▶ TO BE DONE
Put each of the entries below into a numbered list, leaving out any blank lines.

▶ DATA PROVIDED

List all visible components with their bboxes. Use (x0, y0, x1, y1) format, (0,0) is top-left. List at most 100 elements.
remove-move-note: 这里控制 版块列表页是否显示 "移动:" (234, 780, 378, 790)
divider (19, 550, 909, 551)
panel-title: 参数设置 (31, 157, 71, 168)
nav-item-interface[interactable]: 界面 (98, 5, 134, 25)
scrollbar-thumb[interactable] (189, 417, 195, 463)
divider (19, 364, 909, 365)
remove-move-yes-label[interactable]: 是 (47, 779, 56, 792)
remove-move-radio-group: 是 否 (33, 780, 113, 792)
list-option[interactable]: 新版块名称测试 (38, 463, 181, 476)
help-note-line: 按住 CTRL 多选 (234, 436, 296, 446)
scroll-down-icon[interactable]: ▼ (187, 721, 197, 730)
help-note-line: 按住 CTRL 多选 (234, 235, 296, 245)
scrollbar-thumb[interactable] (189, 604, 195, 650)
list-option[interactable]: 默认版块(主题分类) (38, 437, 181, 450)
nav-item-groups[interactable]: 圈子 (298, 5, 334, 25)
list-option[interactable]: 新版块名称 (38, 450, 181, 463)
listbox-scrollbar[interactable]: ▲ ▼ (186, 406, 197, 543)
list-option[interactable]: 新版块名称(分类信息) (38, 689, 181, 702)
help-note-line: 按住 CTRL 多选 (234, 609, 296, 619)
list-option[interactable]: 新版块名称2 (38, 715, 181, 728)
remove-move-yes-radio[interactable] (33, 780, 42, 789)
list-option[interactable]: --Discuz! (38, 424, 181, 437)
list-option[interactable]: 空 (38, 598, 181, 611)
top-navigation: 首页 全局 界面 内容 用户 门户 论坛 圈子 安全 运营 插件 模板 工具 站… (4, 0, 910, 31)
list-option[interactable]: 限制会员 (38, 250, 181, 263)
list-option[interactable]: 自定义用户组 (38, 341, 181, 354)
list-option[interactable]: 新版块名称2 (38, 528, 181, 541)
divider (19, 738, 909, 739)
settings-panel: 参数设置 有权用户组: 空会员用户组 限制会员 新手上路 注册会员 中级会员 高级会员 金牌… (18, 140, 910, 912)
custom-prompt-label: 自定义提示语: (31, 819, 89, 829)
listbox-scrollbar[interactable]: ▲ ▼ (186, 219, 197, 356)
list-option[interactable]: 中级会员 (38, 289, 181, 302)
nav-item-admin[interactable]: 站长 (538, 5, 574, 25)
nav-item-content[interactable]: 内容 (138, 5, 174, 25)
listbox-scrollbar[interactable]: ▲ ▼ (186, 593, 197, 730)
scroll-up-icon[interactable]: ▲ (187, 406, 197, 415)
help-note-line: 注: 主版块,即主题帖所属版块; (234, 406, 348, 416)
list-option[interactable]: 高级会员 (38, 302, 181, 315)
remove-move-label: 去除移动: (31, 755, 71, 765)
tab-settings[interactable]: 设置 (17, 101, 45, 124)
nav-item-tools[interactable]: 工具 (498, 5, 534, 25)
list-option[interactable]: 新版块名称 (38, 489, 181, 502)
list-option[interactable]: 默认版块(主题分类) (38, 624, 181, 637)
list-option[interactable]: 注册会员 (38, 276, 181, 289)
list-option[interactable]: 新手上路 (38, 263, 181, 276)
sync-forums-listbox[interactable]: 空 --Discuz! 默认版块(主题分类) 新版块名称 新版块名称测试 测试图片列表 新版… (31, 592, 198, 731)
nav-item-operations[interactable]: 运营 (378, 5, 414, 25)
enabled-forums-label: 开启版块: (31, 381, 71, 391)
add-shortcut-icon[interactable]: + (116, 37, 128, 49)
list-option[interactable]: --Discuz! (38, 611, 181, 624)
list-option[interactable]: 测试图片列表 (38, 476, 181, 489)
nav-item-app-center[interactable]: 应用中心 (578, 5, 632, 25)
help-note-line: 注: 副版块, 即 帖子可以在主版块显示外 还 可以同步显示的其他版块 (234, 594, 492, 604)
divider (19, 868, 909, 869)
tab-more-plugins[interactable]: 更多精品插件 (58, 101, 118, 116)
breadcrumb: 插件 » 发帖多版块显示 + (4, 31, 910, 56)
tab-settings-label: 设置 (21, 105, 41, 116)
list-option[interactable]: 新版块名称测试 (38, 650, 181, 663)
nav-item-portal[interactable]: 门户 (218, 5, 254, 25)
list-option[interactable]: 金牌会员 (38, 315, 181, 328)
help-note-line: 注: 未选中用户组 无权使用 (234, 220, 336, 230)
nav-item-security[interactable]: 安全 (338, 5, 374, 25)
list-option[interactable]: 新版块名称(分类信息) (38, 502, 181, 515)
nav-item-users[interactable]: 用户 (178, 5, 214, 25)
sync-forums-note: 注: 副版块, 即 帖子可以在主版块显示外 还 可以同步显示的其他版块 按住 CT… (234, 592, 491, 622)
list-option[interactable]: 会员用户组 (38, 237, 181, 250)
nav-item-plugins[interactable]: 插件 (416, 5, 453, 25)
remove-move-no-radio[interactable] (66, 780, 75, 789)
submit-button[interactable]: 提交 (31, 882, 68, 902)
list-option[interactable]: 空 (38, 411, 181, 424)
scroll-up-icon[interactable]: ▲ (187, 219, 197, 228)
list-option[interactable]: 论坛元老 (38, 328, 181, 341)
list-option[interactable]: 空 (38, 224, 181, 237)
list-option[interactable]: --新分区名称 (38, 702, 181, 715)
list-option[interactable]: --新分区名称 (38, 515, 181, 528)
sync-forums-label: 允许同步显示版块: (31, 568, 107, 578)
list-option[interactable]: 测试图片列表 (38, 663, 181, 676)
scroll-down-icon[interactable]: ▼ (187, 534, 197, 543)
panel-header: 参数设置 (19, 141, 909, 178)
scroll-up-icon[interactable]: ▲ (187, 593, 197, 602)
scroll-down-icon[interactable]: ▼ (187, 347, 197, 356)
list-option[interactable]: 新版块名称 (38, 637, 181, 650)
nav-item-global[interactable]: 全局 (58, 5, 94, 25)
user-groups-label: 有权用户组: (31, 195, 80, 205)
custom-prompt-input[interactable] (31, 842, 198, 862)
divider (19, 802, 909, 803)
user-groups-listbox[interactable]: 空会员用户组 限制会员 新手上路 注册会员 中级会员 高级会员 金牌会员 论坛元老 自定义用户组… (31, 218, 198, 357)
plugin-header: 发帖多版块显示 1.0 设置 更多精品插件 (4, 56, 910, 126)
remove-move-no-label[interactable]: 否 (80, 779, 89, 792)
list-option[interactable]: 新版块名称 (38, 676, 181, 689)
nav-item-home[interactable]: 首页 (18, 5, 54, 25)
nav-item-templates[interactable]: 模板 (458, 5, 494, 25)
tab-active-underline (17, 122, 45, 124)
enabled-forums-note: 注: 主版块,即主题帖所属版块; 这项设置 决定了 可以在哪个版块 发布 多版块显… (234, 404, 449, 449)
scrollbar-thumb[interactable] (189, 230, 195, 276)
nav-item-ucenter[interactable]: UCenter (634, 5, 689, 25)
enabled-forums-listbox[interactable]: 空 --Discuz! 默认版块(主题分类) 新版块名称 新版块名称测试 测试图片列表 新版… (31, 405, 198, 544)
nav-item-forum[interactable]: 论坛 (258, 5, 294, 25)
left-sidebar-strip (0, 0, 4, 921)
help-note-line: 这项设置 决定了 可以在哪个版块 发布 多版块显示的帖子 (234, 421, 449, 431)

▶ EXERCISE RESULT
1. List all visible components with their bboxes. Use (x0, y0, x1, y1) format, (0,0) is top-left. List at most 100 elements.
2. remove-move-note: 这里控制 版块列表页是否显示 "移动:" (234, 780, 378, 790)
3. divider (19, 550, 909, 551)
4. panel-title: 参数设置 (31, 157, 71, 168)
5. nav-item-interface[interactable]: 界面 (98, 5, 134, 25)
6. scrollbar-thumb[interactable] (189, 417, 195, 463)
7. divider (19, 364, 909, 365)
8. remove-move-yes-label[interactable]: 是 (47, 779, 56, 792)
9. remove-move-radio-group: 是 否 (33, 780, 113, 792)
10. list-option[interactable]: 新版块名称测试 (38, 463, 181, 476)
11. help-note-line: 按住 CTRL 多选 (234, 436, 296, 446)
12. scroll-down-icon[interactable]: ▼ (187, 721, 197, 730)
13. help-note-line: 按住 CTRL 多选 (234, 235, 296, 245)
14. scrollbar-thumb[interactable] (189, 604, 195, 650)
15. list-option[interactable]: 默认版块(主题分类) (38, 437, 181, 450)
16. nav-item-groups[interactable]: 圈子 (298, 5, 334, 25)
17. list-option[interactable]: 新版块名称 (38, 450, 181, 463)
18. listbox-scrollbar[interactable]: ▲ ▼ (186, 406, 197, 543)
19. list-option[interactable]: 新版块名称(分类信息) (38, 689, 181, 702)
20. help-note-line: 按住 CTRL 多选 (234, 609, 296, 619)
21. list-option[interactable]: 新版块名称2 (38, 715, 181, 728)
22. remove-move-yes-radio[interactable] (33, 780, 42, 789)
23. list-option[interactable]: --Discuz! (38, 424, 181, 437)
24. list-option[interactable]: 空 (38, 598, 181, 611)
25. top-navigation: 首页 全局 界面 内容 用户 门户 论坛 圈子 安全 运营 插件 模板 工具 站… (4, 0, 910, 31)
26. list-option[interactable]: 限制会员 (38, 250, 181, 263)
27. list-option[interactable]: 自定义用户组 (38, 341, 181, 354)
28. list-option[interactable]: 新版块名称2 (38, 528, 181, 541)
29. divider (19, 738, 909, 739)
30. settings-panel: 参数设置 有权用户组: 空会员用户组 限制会员 新手上路 注册会员 中级会员 高级会员 金牌… (18, 140, 910, 912)
31. custom-prompt-label: 自定义提示语: (31, 819, 89, 829)
32. listbox-scrollbar[interactable]: ▲ ▼ (186, 219, 197, 356)
33. list-option[interactable]: 中级会员 (38, 289, 181, 302)
34. nav-item-admin[interactable]: 站长 (538, 5, 574, 25)
35. nav-item-content[interactable]: 内容 (138, 5, 174, 25)
36. listbox-scrollbar[interactable]: ▲ ▼ (186, 593, 197, 730)
37. scroll-up-icon[interactable]: ▲ (187, 406, 197, 415)
38. help-note-line: 注: 主版块,即主题帖所属版块; (234, 406, 348, 416)
39. list-option[interactable]: 高级会员 (38, 302, 181, 315)
40. remove-move-label: 去除移动: (31, 755, 71, 765)
41. tab-settings[interactable]: 设置 (17, 101, 45, 124)
42. nav-item-tools[interactable]: 工具 (498, 5, 534, 25)
43. list-option[interactable]: 新版块名称 (38, 489, 181, 502)
44. list-option[interactable]: 默认版块(主题分类) (38, 624, 181, 637)
45. list-option[interactable]: 注册会员 (38, 276, 181, 289)
46. list-option[interactable]: 新手上路 (38, 263, 181, 276)
47. sync-forums-listbox[interactable]: 空 --Discuz! 默认版块(主题分类) 新版块名称 新版块名称测试 测试图片列表 新版… (31, 592, 198, 731)
48. nav-item-operations[interactable]: 运营 (378, 5, 414, 25)
49. enabled-forums-label: 开启版块: (31, 381, 71, 391)
50. add-shortcut-icon[interactable]: + (116, 37, 128, 49)
51. list-option[interactable]: --Discuz! (38, 611, 181, 624)
52. list-option[interactable]: 测试图片列表 (38, 476, 181, 489)
53. nav-item-app-center[interactable]: 应用中心 (578, 5, 632, 25)
54. help-note-line: 注: 副版块, 即 帖子可以在主版块显示外 还 可以同步显示的其他版块 (234, 594, 492, 604)
55. divider (19, 868, 909, 869)
56. tab-more-plugins[interactable]: 更多精品插件 (58, 101, 118, 116)
57. breadcrumb: 插件 » 发帖多版块显示 + (4, 31, 910, 56)
58. tab-settings-label: 设置 (21, 105, 41, 116)
59. list-option[interactable]: 新版块名称测试 (38, 650, 181, 663)
60. nav-item-portal[interactable]: 门户 (218, 5, 254, 25)
61. list-option[interactable]: 金牌会员 (38, 315, 181, 328)
62. help-note-line: 注: 未选中用户组 无权使用 (234, 220, 336, 230)
63. nav-item-security[interactable]: 安全 (338, 5, 374, 25)
64. list-option[interactable]: 新版块名称(分类信息) (38, 502, 181, 515)
65. nav-item-users[interactable]: 用户 (178, 5, 214, 25)
66. sync-forums-note: 注: 副版块, 即 帖子可以在主版块显示外 还 可以同步显示的其他版块 按住 CT… (234, 592, 491, 622)
67. list-option[interactable]: 会员用户组 (38, 237, 181, 250)
68. nav-item-plugins[interactable]: 插件 (416, 5, 453, 25)
69. remove-move-no-radio[interactable] (66, 780, 75, 789)
70. submit-button[interactable]: 提交 (31, 882, 68, 902)
71. list-option[interactable]: 空 (38, 411, 181, 424)
72. scroll-up-icon[interactable]: ▲ (187, 219, 197, 228)
73. list-option[interactable]: 论坛元老 (38, 328, 181, 341)
74. list-option[interactable]: 空 (38, 224, 181, 237)
75. list-option[interactable]: --新分区名称 (38, 702, 181, 715)
76. list-option[interactable]: --新分区名称 (38, 515, 181, 528)
77. sync-forums-label: 允许同步显示版块: (31, 568, 107, 578)
78. list-option[interactable]: 测试图片列表 (38, 663, 181, 676)
79. scroll-down-icon[interactable]: ▼ (187, 534, 197, 543)
80. panel-header: 参数设置 (19, 141, 909, 178)
81. scroll-up-icon[interactable]: ▲ (187, 593, 197, 602)
82. scroll-down-icon[interactable]: ▼ (187, 347, 197, 356)
83. list-option[interactable]: 新版块名称 (38, 637, 181, 650)
84. nav-item-global[interactable]: 全局 (58, 5, 94, 25)
85. user-groups-label: 有权用户组: (31, 195, 80, 205)
86. custom-prompt-input[interactable] (31, 842, 198, 862)
87. divider (19, 802, 909, 803)
88. user-groups-listbox[interactable]: 空会员用户组 限制会员 新手上路 注册会员 中级会员 高级会员 金牌会员 论坛元老 自定义用户组… (31, 218, 198, 357)
89. plugin-header: 发帖多版块显示 1.0 设置 更多精品插件 (4, 56, 910, 126)
90. remove-move-no-label[interactable]: 否 (80, 779, 89, 792)
91. list-option[interactable]: 新版块名称 (38, 676, 181, 689)
92. nav-item-home[interactable]: 首页 (18, 5, 54, 25)
93. nav-item-templates[interactable]: 模板 (458, 5, 494, 25)
94. tab-active-underline (17, 122, 45, 124)
95. enabled-forums-note: 注: 主版块,即主题帖所属版块; 这项设置 决定了 可以在哪个版块 发布 多版块显… (234, 404, 449, 449)
96. scrollbar-thumb[interactable] (189, 230, 195, 276)
97. nav-item-ucenter[interactable]: UCenter (634, 5, 689, 25)
98. enabled-forums-listbox[interactable]: 空 --Discuz! 默认版块(主题分类) 新版块名称 新版块名称测试 测试图片列表 新版… (31, 405, 198, 544)
99. nav-item-forum[interactable]: 论坛 (258, 5, 294, 25)
100. left-sidebar-strip (0, 0, 4, 921)
101. help-note-line: 这项设置 决定了 可以在哪个版块 发布 多版块显示的帖子 (234, 421, 449, 431)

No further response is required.